_Work to complete_
Write out the whole listing word for word.

■ ■ ■ ■ ■ ■ ■

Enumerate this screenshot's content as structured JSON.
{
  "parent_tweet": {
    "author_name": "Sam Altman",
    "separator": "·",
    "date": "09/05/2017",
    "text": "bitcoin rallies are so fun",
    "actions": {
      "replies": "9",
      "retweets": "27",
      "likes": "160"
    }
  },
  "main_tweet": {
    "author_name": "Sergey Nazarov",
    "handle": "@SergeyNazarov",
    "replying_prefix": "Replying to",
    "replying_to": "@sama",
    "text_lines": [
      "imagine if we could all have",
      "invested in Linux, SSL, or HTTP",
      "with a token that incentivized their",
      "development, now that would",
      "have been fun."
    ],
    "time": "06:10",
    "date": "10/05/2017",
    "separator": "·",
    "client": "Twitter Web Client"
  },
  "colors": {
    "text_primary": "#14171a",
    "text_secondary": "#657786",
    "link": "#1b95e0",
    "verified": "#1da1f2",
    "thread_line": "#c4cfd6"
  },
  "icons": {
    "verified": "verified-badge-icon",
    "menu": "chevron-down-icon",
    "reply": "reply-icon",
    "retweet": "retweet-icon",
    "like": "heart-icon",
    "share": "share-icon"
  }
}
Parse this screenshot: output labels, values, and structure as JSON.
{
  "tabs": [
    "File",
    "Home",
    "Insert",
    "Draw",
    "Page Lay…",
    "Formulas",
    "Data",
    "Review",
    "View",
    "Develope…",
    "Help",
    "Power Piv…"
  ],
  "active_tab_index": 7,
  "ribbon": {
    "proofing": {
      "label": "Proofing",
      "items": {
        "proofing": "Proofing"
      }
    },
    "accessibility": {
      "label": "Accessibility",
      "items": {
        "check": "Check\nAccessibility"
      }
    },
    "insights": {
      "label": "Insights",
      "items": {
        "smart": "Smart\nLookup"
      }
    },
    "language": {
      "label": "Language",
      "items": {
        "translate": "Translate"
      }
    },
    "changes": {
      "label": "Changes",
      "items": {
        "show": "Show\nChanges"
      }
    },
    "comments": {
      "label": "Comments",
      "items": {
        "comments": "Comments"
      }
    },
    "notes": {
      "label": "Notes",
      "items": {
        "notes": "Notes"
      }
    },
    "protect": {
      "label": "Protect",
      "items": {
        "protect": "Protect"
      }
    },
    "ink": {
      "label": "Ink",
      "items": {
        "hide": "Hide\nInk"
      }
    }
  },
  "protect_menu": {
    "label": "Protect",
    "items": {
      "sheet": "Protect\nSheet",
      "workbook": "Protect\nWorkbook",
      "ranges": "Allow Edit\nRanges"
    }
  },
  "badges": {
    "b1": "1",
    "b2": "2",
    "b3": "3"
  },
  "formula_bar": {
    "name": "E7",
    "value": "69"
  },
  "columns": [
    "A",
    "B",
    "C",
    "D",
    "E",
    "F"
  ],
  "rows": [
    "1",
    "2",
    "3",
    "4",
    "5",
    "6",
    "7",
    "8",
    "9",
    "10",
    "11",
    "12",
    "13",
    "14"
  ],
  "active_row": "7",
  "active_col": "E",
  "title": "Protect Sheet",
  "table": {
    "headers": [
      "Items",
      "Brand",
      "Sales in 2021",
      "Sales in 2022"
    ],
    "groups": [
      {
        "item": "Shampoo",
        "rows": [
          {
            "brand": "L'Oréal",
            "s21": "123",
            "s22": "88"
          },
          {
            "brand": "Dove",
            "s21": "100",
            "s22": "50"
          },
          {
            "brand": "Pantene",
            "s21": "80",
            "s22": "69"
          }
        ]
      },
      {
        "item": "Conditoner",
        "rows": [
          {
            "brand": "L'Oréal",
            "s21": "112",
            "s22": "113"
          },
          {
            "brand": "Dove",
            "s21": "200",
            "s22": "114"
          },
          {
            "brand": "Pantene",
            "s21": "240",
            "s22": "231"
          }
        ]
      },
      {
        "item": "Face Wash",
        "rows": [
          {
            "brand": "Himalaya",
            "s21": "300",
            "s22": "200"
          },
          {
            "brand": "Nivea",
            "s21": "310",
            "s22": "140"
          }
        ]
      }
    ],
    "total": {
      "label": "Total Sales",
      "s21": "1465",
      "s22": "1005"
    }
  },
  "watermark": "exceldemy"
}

■ ■ ■ ■ ■ ■ ■

_Response_
Enumerate this screenshot's content as structured JSON.
{
  "parent_tweet": {
    "author_name": "Sam Altman",
    "separator": "·",
    "date": "09/05/2017",
    "text": "bitcoin rallies are so fun",
    "actions": {
      "replies": "9",
      "retweets": "27",
      "likes": "160"
    }
  },
  "main_tweet": {
    "author_name": "Sergey Nazarov",
    "handle": "@SergeyNazarov",
    "replying_prefix": "Replying to",
    "replying_to": "@sama",
    "text_lines": [
      "imagine if we could all have",
      "invested in Linux, SSL, or HTTP",
      "with a token that incentivized their",
      "development, now that would",
      "have been fun."
    ],
    "time": "06:10",
    "date": "10/05/2017",
    "separator": "·",
    "client": "Twitter Web Client"
  },
  "colors": {
    "text_primary": "#14171a",
    "text_secondary": "#657786",
    "link": "#1b95e0",
    "verified": "#1da1f2",
    "thread_line": "#c4cfd6"
  },
  "icons": {
    "verified": "verified-badge-icon",
    "menu": "chevron-down-icon",
    "reply": "reply-icon",
    "retweet": "retweet-icon",
    "like": "heart-icon",
    "share": "share-icon"
  }
}
Parse this screenshot: output labels, values, and structure as JSON.
{
  "tabs": [
    "File",
    "Home",
    "Insert",
    "Draw",
    "Page Lay…",
    "Formulas",
    "Data",
    "Review",
    "View",
    "Develope…",
    "Help",
    "Power Piv…"
  ],
  "active_tab_index": 7,
  "ribbon": {
    "proofing": {
      "label": "Proofing",
      "items": {
        "proofing": "Proofing"
      }
    },
    "accessibility": {
      "label": "Accessibility",
      "items": {
        "check": "Check\nAccessibility"
      }
    },
    "insights": {
      "label": "Insights",
      "items": {
        "smart": "Smart\nLookup"
      }
    },
    "language": {
      "label": "Language",
      "items": {
        "translate": "Translate"
      }
    },
    "changes": {
      "label": "Changes",
      "items": {
        "show": "Show\nChanges"
      }
    },
    "comments": {
      "label": "Comments",
      "items": {
        "comments": "Comments"
      }
    },
    "notes": {
      "label": "Notes",
      "items": {
        "notes": "Notes"
      }
    },
    "protect": {
      "label": "Protect",
      "items": {
        "protect": "Protect"
      }
    },
    "ink": {
      "label": "Ink",
      "items": {
        "hide": "Hide\nInk"
      }
    }
  },
  "protect_menu": {
    "label": "Protect",
    "items": {
      "sheet": "Protect\nSheet",
      "workbook": "Protect\nWorkbook",
      "ranges": "Allow Edit\nRanges"
    }
  },
  "badges": {
    "b1": "1",
    "b2": "2",
    "b3": "3"
  },
  "formula_bar": {
    "name": "E7",
    "value": "69"
  },
  "columns": [
    "A",
    "B",
    "C",
    "D",
    "E",
    "F"
  ],
  "rows": [
    "1",
    "2",
    "3",
    "4",
    "5",
    "6",
    "7",
    "8",
    "9",
    "10",
    "11",
    "12",
    "13",
    "14"
  ],
  "active_row": "7",
  "active_col": "E",
  "title": "Protect Sheet",
  "table": {
    "headers": [
      "Items",
      "Brand",
      "Sales in 2021",
      "Sales in 2022"
    ],
    "groups": [
      {
        "item": "Shampoo",
        "rows": [
          {
            "brand": "L'Oréal",
            "s21": "123",
            "s22": "88"
          },
          {
            "brand": "Dove",
            "s21": "100",
            "s22": "50"
          },
          {
            "brand": "Pantene",
            "s21": "80",
            "s22": "69"
          }
        ]
      },
      {
        "item": "Conditoner",
        "rows": [
          {
            "brand": "L'Oréal",
            "s21": "112",
            "s22": "113"
          },
          {
            "brand": "Dove",
            "s21": "200",
            "s22": "114"
          },
          {
            "brand": "Pantene",
            "s21": "240",
            "s22": "231"
          }
        ]
      },
      {
        "item": "Face Wash",
        "rows": [
          {
            "brand": "Himalaya",
            "s21": "300",
            "s22": "200"
          },
          {
            "brand": "Nivea",
            "s21": "310",
            "s22": "140"
          }
        ]
      }
    ],
    "total": {
      "label": "Total Sales",
      "s21": "1465",
      "s22": "1005"
    }
  },
  "watermark": "exceldemy"
}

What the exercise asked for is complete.